▶ [TO BE DONE]:
Copy out, from the entries below, each line holding the string "hvad".

▶ [ENTRIES SUPPLIED]:
--- Start ---
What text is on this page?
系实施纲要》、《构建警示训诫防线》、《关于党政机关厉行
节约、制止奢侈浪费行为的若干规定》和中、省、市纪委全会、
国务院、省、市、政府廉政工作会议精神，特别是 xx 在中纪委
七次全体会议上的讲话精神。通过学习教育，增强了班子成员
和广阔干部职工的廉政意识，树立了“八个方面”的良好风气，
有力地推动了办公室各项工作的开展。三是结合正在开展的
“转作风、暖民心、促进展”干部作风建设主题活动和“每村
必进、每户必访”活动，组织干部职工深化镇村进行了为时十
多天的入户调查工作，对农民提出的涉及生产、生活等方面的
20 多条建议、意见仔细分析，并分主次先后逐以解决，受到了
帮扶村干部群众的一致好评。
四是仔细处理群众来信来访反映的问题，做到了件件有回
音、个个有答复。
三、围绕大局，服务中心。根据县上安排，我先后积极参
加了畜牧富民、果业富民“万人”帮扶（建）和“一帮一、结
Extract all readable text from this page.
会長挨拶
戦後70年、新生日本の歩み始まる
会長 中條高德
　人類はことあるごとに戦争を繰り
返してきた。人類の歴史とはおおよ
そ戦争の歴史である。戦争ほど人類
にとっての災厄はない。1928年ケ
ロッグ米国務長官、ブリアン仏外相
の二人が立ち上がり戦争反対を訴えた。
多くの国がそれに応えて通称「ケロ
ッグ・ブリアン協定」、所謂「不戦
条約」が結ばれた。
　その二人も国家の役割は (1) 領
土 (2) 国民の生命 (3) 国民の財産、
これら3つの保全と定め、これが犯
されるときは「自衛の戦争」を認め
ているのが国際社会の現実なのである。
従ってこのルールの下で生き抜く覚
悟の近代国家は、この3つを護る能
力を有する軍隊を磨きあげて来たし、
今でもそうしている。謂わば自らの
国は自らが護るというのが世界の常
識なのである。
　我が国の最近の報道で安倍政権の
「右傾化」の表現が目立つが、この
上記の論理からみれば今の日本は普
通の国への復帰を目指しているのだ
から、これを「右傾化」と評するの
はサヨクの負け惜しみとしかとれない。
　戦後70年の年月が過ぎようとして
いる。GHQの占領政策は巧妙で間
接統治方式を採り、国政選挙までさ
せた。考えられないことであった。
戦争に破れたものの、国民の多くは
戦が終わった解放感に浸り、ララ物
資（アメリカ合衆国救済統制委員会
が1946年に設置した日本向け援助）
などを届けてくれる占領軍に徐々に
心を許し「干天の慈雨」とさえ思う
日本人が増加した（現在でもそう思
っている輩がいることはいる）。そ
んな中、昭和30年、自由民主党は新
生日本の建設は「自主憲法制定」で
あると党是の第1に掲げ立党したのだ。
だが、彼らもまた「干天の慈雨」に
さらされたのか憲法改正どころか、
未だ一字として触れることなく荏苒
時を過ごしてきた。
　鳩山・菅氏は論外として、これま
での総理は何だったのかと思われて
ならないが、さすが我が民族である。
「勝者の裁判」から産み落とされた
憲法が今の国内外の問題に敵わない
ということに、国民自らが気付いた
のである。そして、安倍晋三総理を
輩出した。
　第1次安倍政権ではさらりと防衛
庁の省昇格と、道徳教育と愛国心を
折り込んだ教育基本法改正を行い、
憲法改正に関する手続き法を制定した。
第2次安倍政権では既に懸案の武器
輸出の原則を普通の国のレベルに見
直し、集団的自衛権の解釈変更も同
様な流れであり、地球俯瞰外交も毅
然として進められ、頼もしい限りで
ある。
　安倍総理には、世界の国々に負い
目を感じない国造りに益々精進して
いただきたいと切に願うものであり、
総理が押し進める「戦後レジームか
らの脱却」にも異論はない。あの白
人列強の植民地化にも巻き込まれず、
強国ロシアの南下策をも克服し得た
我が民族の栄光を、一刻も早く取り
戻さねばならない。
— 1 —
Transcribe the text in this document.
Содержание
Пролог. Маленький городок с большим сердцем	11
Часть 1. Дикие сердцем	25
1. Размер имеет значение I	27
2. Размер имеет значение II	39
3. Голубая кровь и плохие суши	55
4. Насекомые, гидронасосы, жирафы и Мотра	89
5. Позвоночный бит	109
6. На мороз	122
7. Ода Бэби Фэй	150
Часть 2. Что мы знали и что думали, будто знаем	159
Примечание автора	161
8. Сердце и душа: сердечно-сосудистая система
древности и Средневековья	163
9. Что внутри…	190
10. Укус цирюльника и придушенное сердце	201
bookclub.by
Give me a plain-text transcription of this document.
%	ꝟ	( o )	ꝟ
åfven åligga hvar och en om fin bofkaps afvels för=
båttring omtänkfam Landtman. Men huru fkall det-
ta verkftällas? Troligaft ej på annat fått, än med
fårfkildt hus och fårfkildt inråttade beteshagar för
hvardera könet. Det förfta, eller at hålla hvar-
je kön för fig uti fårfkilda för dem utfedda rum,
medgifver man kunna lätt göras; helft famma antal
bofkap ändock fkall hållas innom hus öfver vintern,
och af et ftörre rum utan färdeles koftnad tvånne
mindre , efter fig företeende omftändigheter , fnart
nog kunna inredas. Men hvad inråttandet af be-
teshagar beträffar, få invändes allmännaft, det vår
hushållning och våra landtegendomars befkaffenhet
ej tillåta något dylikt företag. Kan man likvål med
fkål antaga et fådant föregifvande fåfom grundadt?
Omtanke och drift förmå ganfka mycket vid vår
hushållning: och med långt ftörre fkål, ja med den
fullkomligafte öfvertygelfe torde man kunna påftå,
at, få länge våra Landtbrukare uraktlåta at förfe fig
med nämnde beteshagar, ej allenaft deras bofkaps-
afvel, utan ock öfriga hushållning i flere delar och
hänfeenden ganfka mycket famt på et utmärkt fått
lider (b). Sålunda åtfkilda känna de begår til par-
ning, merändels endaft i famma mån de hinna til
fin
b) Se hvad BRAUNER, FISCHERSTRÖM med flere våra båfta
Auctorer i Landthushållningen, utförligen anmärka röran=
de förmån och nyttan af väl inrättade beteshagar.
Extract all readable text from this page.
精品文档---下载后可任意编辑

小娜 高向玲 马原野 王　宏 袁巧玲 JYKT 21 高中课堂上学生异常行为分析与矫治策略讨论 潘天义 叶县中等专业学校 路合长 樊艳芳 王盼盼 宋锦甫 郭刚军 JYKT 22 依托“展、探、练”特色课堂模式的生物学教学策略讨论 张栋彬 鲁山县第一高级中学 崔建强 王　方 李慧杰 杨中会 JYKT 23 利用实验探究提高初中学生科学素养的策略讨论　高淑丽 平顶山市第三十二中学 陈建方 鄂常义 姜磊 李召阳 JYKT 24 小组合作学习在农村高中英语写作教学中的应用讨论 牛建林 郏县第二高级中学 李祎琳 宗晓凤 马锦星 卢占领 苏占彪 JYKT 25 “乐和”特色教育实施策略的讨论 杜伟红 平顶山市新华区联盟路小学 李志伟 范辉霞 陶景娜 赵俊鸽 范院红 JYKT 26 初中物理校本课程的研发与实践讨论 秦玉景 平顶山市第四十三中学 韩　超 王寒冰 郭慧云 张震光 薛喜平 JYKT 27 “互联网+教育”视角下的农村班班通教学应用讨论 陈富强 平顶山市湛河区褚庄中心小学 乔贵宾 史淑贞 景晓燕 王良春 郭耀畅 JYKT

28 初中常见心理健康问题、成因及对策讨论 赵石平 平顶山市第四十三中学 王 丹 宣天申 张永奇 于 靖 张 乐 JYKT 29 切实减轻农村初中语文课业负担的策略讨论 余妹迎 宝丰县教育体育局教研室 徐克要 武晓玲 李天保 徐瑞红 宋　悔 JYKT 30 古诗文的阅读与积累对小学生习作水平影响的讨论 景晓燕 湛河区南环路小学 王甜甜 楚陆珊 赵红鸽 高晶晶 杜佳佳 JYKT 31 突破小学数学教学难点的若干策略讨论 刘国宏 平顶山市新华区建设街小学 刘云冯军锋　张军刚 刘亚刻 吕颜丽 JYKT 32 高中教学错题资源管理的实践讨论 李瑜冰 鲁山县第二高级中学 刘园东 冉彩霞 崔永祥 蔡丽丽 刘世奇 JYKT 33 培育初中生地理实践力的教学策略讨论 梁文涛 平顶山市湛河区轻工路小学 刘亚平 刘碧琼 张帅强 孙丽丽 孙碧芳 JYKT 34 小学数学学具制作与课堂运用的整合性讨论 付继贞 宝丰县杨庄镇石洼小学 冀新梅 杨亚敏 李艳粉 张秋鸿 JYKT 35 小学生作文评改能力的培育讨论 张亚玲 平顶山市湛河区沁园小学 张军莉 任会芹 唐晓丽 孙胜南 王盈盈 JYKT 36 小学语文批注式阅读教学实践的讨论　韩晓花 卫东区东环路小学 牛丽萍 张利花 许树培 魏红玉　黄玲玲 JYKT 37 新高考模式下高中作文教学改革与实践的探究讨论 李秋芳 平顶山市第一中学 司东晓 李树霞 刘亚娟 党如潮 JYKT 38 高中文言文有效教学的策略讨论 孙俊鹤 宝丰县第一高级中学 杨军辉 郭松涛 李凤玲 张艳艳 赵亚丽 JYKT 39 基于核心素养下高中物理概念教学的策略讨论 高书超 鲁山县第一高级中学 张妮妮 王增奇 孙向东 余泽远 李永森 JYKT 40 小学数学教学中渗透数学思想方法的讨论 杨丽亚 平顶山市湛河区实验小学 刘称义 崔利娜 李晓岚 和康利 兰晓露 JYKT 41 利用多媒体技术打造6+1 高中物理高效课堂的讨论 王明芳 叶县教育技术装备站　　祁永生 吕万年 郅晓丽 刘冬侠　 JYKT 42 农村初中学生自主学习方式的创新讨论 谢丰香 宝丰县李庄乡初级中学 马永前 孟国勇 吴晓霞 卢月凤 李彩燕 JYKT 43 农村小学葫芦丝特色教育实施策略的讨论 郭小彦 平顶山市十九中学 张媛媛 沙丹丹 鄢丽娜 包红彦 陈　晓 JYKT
--- End ---
▶ [WRITTEN RESPONSE]:
nog kunna inredas. Men hvad inråttandet af be-
b) Se hvad BRAUNER, FISCHERSTRÖM med flere våra båfta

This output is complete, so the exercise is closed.